Dataset items
........
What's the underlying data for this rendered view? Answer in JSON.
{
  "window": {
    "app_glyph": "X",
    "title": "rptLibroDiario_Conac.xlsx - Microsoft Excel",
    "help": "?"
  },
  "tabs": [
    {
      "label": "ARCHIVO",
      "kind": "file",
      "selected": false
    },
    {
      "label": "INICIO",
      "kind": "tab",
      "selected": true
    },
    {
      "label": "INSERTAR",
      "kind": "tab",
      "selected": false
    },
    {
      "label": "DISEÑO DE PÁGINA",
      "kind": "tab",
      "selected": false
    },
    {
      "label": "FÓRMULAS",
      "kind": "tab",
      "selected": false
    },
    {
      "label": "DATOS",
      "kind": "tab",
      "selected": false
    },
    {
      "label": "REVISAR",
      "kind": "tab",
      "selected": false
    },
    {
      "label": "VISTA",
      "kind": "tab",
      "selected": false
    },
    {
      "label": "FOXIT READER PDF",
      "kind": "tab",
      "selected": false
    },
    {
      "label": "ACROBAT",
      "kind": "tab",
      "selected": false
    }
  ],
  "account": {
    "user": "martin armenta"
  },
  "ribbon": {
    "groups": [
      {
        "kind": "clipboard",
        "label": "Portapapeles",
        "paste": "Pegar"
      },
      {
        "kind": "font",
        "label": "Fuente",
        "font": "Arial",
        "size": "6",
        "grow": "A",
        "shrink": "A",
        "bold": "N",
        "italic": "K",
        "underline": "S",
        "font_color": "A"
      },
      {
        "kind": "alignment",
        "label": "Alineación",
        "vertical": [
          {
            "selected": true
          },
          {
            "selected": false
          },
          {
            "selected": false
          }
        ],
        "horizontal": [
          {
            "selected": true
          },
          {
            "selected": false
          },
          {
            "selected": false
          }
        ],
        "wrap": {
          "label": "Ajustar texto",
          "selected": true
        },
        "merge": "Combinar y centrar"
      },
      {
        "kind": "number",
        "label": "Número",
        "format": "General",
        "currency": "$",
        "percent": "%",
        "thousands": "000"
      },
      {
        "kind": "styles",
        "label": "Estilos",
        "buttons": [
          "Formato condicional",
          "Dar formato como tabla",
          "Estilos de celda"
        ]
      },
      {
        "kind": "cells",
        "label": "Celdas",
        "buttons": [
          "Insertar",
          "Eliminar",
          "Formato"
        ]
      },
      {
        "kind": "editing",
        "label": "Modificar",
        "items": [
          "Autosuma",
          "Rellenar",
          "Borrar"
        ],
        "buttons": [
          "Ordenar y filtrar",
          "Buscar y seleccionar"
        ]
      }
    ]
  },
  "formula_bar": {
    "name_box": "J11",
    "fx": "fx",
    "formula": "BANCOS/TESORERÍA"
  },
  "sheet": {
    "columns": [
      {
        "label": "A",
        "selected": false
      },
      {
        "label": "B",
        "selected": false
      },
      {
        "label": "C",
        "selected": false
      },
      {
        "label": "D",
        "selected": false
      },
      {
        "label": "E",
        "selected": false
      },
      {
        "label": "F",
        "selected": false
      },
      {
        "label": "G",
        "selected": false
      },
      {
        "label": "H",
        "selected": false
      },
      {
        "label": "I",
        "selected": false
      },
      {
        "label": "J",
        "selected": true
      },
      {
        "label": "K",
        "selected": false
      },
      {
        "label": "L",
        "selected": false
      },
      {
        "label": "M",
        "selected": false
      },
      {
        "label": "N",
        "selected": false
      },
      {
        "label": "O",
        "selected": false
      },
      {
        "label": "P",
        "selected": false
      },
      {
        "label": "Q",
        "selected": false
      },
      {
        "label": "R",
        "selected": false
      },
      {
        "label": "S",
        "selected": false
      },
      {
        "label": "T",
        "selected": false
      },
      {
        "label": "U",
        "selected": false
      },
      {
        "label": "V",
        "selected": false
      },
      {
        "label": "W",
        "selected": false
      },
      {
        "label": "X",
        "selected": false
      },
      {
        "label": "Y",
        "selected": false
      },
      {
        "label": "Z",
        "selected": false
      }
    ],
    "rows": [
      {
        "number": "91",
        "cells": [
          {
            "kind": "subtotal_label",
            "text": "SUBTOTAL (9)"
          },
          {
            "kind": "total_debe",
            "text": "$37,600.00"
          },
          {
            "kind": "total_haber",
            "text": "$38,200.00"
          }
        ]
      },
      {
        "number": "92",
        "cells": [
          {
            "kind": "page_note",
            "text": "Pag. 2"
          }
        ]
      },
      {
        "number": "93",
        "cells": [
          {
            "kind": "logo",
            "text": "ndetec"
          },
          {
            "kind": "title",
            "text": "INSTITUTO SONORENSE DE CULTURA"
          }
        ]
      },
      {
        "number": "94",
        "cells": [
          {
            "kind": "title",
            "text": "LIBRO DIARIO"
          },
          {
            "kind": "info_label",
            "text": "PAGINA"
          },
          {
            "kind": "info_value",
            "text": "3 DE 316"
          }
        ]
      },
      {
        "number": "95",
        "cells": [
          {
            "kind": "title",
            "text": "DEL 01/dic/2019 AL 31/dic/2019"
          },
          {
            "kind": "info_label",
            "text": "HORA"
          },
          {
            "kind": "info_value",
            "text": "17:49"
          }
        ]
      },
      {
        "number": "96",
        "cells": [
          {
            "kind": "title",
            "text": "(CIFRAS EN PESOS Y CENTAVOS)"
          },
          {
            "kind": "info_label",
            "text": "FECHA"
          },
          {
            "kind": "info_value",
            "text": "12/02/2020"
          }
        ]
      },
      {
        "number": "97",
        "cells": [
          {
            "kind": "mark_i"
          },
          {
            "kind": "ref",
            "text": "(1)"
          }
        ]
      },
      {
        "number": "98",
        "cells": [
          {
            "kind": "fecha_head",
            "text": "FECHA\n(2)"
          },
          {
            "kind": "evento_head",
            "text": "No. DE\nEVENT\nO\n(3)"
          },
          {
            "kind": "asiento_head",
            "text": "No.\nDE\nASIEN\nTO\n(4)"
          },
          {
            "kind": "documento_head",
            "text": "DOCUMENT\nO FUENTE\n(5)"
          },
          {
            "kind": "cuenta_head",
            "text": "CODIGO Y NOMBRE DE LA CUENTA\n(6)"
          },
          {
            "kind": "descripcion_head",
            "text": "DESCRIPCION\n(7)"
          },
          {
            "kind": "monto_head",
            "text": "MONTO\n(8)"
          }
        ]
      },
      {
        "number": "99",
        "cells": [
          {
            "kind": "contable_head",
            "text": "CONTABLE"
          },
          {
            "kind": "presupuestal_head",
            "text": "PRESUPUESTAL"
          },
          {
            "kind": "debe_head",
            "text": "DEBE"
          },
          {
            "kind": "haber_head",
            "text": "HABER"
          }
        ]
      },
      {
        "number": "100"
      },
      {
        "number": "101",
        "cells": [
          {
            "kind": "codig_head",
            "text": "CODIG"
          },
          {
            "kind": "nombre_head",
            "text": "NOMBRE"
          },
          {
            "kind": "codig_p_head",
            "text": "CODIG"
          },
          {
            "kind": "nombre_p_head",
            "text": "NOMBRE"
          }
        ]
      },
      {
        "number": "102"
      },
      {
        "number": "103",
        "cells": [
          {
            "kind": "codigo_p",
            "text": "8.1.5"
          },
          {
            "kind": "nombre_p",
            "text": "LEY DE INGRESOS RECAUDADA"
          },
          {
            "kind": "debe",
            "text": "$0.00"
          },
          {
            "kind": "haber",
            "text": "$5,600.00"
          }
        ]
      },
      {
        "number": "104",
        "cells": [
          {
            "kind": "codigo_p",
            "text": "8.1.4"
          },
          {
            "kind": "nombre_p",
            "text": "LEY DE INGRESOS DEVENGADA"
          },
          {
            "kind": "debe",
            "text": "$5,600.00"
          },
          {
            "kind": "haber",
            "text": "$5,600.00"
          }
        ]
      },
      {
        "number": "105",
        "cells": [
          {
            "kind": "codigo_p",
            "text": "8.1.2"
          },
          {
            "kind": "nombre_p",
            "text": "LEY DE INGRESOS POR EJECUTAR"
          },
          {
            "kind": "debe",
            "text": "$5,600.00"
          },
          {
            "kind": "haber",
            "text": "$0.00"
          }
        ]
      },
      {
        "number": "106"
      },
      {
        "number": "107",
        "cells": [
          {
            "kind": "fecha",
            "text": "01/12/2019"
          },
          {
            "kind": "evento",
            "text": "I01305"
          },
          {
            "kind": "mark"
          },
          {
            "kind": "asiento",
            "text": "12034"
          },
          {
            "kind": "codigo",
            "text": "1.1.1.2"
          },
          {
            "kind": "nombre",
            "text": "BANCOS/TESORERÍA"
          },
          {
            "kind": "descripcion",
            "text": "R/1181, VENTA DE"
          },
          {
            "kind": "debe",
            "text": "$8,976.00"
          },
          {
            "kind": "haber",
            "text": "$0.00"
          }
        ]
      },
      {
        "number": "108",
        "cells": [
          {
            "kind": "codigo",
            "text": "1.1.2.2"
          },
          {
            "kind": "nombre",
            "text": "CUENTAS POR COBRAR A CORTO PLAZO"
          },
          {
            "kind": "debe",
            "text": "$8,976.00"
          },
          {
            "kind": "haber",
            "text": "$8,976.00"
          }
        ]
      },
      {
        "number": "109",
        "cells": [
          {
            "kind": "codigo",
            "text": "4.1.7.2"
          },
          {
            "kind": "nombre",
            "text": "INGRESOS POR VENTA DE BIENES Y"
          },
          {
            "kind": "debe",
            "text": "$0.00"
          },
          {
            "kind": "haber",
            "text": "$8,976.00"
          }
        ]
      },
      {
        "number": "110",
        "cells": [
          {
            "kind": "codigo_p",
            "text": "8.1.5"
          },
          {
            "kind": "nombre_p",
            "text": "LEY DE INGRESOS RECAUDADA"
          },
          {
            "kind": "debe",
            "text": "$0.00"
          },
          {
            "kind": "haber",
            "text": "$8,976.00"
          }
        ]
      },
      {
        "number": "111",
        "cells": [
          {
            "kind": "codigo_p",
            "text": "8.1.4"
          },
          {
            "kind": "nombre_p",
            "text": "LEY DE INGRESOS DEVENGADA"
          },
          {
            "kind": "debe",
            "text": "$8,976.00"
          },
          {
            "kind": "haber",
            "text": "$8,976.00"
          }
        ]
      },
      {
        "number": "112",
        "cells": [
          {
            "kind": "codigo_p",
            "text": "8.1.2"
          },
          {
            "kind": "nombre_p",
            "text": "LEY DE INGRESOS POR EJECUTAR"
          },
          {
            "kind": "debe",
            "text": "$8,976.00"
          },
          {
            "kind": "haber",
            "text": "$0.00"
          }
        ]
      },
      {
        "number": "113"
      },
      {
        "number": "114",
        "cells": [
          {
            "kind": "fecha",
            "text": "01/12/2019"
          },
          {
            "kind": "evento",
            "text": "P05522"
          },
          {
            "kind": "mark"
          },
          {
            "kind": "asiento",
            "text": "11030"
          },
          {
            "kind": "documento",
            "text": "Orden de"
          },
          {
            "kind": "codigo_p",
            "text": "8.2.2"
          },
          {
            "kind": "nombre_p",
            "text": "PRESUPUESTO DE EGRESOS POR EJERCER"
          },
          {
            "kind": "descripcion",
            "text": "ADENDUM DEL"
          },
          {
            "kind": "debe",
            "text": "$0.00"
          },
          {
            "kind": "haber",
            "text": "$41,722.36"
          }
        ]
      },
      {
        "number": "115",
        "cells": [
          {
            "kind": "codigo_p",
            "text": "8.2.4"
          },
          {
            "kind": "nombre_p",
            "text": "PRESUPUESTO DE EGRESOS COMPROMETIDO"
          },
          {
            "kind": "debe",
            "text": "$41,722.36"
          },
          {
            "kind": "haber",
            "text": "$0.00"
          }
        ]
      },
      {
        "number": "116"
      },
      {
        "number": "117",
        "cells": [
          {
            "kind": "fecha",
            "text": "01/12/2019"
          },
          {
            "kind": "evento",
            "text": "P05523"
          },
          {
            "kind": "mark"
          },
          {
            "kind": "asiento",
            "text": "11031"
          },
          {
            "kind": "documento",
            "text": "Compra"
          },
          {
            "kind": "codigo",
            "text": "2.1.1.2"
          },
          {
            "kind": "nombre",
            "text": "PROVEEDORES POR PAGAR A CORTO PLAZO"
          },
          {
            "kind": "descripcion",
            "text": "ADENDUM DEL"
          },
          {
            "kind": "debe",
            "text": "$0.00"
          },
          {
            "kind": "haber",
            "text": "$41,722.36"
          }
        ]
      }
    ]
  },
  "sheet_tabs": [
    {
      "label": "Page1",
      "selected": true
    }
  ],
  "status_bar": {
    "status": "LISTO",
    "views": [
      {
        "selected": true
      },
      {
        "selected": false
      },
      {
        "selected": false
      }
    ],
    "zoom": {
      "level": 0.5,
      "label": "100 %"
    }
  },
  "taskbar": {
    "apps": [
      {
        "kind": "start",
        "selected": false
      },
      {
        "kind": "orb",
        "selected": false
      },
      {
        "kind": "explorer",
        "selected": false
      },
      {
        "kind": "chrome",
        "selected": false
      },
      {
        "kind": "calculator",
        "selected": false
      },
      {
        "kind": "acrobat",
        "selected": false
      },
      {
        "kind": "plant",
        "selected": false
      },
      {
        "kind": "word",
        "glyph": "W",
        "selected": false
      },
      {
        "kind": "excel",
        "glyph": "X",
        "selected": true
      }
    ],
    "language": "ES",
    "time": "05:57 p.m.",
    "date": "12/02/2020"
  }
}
........
What the exercise asks: Using the records above, gather all lines where the string "TESORERÍA" is present.

Full response:
    "formula": "BANCOS/TESORERÍA"
            "text": "BANCOS/TESORERÍA"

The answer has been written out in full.